▶ [Provided data]
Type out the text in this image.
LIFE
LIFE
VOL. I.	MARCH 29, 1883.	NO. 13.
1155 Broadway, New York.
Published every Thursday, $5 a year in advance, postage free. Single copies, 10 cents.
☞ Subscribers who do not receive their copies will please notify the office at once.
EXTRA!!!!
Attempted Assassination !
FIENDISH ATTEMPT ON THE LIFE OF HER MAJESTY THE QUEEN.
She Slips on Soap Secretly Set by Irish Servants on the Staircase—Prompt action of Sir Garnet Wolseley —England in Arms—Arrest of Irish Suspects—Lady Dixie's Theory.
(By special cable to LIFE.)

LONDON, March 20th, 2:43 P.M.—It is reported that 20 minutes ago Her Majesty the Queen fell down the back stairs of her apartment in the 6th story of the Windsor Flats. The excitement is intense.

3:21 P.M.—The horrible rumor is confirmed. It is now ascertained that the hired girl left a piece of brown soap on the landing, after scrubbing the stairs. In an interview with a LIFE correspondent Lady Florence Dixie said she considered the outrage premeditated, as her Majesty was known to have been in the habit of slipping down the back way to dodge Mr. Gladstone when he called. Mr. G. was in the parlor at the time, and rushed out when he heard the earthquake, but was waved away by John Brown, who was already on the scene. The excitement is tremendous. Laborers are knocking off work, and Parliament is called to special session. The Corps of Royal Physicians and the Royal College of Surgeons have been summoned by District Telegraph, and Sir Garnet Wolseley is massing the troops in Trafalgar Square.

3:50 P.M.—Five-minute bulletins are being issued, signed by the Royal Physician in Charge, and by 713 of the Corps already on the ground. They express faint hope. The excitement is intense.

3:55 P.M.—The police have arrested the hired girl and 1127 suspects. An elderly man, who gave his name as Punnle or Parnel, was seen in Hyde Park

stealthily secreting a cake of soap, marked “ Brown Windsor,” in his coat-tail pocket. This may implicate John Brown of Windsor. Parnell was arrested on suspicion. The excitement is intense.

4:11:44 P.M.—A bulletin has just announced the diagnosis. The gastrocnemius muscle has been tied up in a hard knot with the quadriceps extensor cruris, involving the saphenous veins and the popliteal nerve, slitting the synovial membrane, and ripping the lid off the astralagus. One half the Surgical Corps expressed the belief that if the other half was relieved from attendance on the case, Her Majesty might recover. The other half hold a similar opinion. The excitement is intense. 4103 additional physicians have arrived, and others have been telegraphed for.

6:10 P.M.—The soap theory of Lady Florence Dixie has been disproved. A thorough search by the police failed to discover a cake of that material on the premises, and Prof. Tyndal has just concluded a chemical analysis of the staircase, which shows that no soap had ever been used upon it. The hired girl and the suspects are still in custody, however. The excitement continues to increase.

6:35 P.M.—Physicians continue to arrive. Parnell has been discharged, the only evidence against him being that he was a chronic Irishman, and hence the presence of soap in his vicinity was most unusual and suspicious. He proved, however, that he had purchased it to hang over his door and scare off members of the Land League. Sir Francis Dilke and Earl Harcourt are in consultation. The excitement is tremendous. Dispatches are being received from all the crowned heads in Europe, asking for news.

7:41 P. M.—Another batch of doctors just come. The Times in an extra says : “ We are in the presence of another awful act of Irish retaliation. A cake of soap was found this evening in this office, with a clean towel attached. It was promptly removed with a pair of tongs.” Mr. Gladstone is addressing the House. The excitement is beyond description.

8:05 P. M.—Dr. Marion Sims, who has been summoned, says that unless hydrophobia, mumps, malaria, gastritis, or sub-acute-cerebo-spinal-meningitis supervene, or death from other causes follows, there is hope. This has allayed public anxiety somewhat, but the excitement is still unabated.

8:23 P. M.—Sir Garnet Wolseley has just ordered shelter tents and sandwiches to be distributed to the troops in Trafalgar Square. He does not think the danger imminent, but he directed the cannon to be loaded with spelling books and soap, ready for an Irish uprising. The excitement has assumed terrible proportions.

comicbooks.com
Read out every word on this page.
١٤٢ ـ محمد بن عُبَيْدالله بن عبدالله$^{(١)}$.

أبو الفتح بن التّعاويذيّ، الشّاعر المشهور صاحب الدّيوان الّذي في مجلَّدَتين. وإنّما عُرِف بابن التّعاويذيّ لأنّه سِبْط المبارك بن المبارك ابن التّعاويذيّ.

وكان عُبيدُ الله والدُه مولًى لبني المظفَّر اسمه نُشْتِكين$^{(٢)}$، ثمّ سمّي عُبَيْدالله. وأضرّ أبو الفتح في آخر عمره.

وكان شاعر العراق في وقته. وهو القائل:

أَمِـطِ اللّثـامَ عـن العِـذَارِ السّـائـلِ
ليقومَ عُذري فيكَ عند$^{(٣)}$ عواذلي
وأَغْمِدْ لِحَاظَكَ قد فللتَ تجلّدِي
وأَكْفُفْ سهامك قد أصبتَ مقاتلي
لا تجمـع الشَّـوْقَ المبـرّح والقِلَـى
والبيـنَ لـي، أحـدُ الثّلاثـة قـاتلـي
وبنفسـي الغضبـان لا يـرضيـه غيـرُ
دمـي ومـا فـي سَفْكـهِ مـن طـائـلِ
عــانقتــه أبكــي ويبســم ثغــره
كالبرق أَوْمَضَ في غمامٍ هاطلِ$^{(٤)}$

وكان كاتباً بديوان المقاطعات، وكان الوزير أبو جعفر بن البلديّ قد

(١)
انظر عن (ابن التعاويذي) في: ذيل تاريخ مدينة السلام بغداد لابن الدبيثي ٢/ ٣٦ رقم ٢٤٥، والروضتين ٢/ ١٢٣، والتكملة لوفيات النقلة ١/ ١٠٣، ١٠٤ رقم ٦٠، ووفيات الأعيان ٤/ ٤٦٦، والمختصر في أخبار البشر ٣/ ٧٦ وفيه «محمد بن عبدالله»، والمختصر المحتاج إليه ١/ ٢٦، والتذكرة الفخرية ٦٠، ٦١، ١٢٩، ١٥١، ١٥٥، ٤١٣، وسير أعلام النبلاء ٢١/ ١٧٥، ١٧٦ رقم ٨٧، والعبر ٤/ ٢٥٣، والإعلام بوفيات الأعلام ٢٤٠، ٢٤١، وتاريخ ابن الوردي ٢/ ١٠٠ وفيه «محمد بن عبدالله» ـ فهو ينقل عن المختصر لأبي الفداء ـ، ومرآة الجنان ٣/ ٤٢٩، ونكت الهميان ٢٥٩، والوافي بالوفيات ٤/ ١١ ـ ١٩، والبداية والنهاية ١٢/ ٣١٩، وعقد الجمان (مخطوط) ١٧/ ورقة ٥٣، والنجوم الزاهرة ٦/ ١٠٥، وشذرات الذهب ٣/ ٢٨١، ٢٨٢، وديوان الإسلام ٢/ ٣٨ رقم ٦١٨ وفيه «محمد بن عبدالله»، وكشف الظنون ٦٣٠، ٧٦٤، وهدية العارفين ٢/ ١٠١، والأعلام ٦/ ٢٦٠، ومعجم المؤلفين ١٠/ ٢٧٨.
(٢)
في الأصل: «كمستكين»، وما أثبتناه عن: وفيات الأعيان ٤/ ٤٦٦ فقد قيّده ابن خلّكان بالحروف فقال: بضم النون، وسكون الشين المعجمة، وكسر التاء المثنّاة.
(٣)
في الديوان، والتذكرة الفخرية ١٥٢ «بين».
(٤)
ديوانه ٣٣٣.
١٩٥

▶ [Written request] Transcribe the data. Leave every line exactly as it is.

▶ [Exercise response]
Type out the text in this image.
LIFE
LIFE
VOL. I.	MARCH 29, 1883.	NO. 13.
1155 Broadway, New York.
Published every Thursday, $5 a year in advance, postage free. Single copies, 10 cents.
☞ Subscribers who do not receive their copies will please notify the office at once.
EXTRA!!!!
Attempted Assassination !
FIENDISH ATTEMPT ON THE LIFE OF HER MAJESTY THE QUEEN.
She Slips on Soap Secretly Set by Irish Servants on the Staircase—Prompt action of Sir Garnet Wolseley —England in Arms—Arrest of Irish Suspects—Lady Dixie's Theory.
(By special cable to LIFE.)

LONDON, March 20th, 2:43 P.M.—It is reported that 20 minutes ago Her Majesty the Queen fell down the back stairs of her apartment in the 6th story of the Windsor Flats. The excitement is intense.

3:21 P.M.—The horrible rumor is confirmed. It is now ascertained that the hired girl left a piece of brown soap on the landing, after scrubbing the stairs. In an interview with a LIFE correspondent Lady Florence Dixie said she considered the outrage premeditated, as her Majesty was known to have been in the habit of slipping down the back way to dodge Mr. Gladstone when he called. Mr. G. was in the parlor at the time, and rushed out when he heard the earthquake, but was waved away by John Brown, who was already on the scene. The excitement is tremendous. Laborers are knocking off work, and Parliament is called to special session. The Corps of Royal Physicians and the Royal College of Surgeons have been summoned by District Telegraph, and Sir Garnet Wolseley is massing the troops in Trafalgar Square.

3:50 P.M.—Five-minute bulletins are being issued, signed by the Royal Physician in Charge, and by 713 of the Corps already on the ground. They express faint hope. The excitement is intense.

3:55 P.M.—The police have arrested the hired girl and 1127 suspects. An elderly man, who gave his name as Punnle or Parnel, was seen in Hyde Park

stealthily secreting a cake of soap, marked “ Brown Windsor,” in his coat-tail pocket. This may implicate John Brown of Windsor. Parnell was arrested on suspicion. The excitement is intense.

4:11:44 P.M.—A bulletin has just announced the diagnosis. The gastrocnemius muscle has been tied up in a hard knot with the quadriceps extensor cruris, involving the saphenous veins and the popliteal nerve, slitting the synovial membrane, and ripping the lid off the astralagus. One half the Surgical Corps expressed the belief that if the other half was relieved from attendance on the case, Her Majesty might recover. The other half hold a similar opinion. The excitement is intense. 4103 additional physicians have arrived, and others have been telegraphed for.

6:10 P.M.—The soap theory of Lady Florence Dixie has been disproved. A thorough search by the police failed to discover a cake of that material on the premises, and Prof. Tyndal has just concluded a chemical analysis of the staircase, which shows that no soap had ever been used upon it. The hired girl and the suspects are still in custody, however. The excitement continues to increase.

6:35 P.M.—Physicians continue to arrive. Parnell has been discharged, the only evidence against him being that he was a chronic Irishman, and hence the presence of soap in his vicinity was most unusual and suspicious. He proved, however, that he had purchased it to hang over his door and scare off members of the Land League. Sir Francis Dilke and Earl Harcourt are in consultation. The excitement is tremendous. Dispatches are being received from all the crowned heads in Europe, asking for news.

7:41 P. M.—Another batch of doctors just come. The Times in an extra says : “ We are in the presence of another awful act of Irish retaliation. A cake of soap was found this evening in this office, with a clean towel attached. It was promptly removed with a pair of tongs.” Mr. Gladstone is addressing the House. The excitement is beyond description.

8:05 P. M.—Dr. Marion Sims, who has been summoned, says that unless hydrophobia, mumps, malaria, gastritis, or sub-acute-cerebo-spinal-meningitis supervene, or death from other causes follows, there is hope. This has allayed public anxiety somewhat, but the excitement is still unabated.

8:23 P. M.—Sir Garnet Wolseley has just ordered shelter tents and sandwiches to be distributed to the troops in Trafalgar Square. He does not think the danger imminent, but he directed the cannon to be loaded with spelling books and soap, ready for an Irish uprising. The excitement has assumed terrible proportions.

comicbooks.com
Read out every word on this page.
١٤٢ ـ محمد بن عُبَيْدالله بن عبدالله$^{(١)}$.

أبو الفتح بن التّعاويذيّ، الشّاعر المشهور صاحب الدّيوان الّذي في مجلَّدَتين. وإنّما عُرِف بابن التّعاويذيّ لأنّه سِبْط المبارك بن المبارك ابن التّعاويذيّ.

وكان عُبيدُ الله والدُه مولًى لبني المظفَّر اسمه نُشْتِكين$^{(٢)}$، ثمّ سمّي عُبَيْدالله. وأضرّ أبو الفتح في آخر عمره.

وكان شاعر العراق في وقته. وهو القائل:

أَمِـطِ اللّثـامَ عـن العِـذَارِ السّـائـلِ
ليقومَ عُذري فيكَ عند$^{(٣)}$ عواذلي
وأَغْمِدْ لِحَاظَكَ قد فللتَ تجلّدِي
وأَكْفُفْ سهامك قد أصبتَ مقاتلي
لا تجمـع الشَّـوْقَ المبـرّح والقِلَـى
والبيـنَ لـي، أحـدُ الثّلاثـة قـاتلـي
وبنفسـي الغضبـان لا يـرضيـه غيـرُ
دمـي ومـا فـي سَفْكـهِ مـن طـائـلِ
عــانقتــه أبكــي ويبســم ثغــره
كالبرق أَوْمَضَ في غمامٍ هاطلِ$^{(٤)}$

وكان كاتباً بديوان المقاطعات، وكان الوزير أبو جعفر بن البلديّ قد

(١)
انظر عن (ابن التعاويذي) في: ذيل تاريخ مدينة السلام بغداد لابن الدبيثي ٢/ ٣٦ رقم ٢٤٥، والروضتين ٢/ ١٢٣، والتكملة لوفيات النقلة ١/ ١٠٣، ١٠٤ رقم ٦٠، ووفيات الأعيان ٤/ ٤٦٦، والمختصر في أخبار البشر ٣/ ٧٦ وفيه «محمد بن عبدالله»، والمختصر المحتاج إليه ١/ ٢٦، والتذكرة الفخرية ٦٠، ٦١، ١٢٩، ١٥١، ١٥٥، ٤١٣، وسير أعلام النبلاء ٢١/ ١٧٥، ١٧٦ رقم ٨٧، والعبر ٤/ ٢٥٣، والإعلام بوفيات الأعلام ٢٤٠، ٢٤١، وتاريخ ابن الوردي ٢/ ١٠٠ وفيه «محمد بن عبدالله» ـ فهو ينقل عن المختصر لأبي الفداء ـ، ومرآة الجنان ٣/ ٤٢٩، ونكت الهميان ٢٥٩، والوافي بالوفيات ٤/ ١١ ـ ١٩، والبداية والنهاية ١٢/ ٣١٩، وعقد الجمان (مخطوط) ١٧/ ورقة ٥٣، والنجوم الزاهرة ٦/ ١٠٥، وشذرات الذهب ٣/ ٢٨١، ٢٨٢، وديوان الإسلام ٢/ ٣٨ رقم ٦١٨ وفيه «محمد بن عبدالله»، وكشف الظنون ٦٣٠، ٧٦٤، وهدية العارفين ٢/ ١٠١، والأعلام ٦/ ٢٦٠، ومعجم المؤلفين ١٠/ ٢٧٨.
(٢)
في الأصل: «كمستكين»، وما أثبتناه عن: وفيات الأعيان ٤/ ٤٦٦ فقد قيّده ابن خلّكان بالحروف فقال: بضم النون، وسكون الشين المعجمة، وكسر التاء المثنّاة.
(٣)
في الديوان، والتذكرة الفخرية ١٥٢ «بين».
(٤)
ديوانه ٣٣٣.
١٩٥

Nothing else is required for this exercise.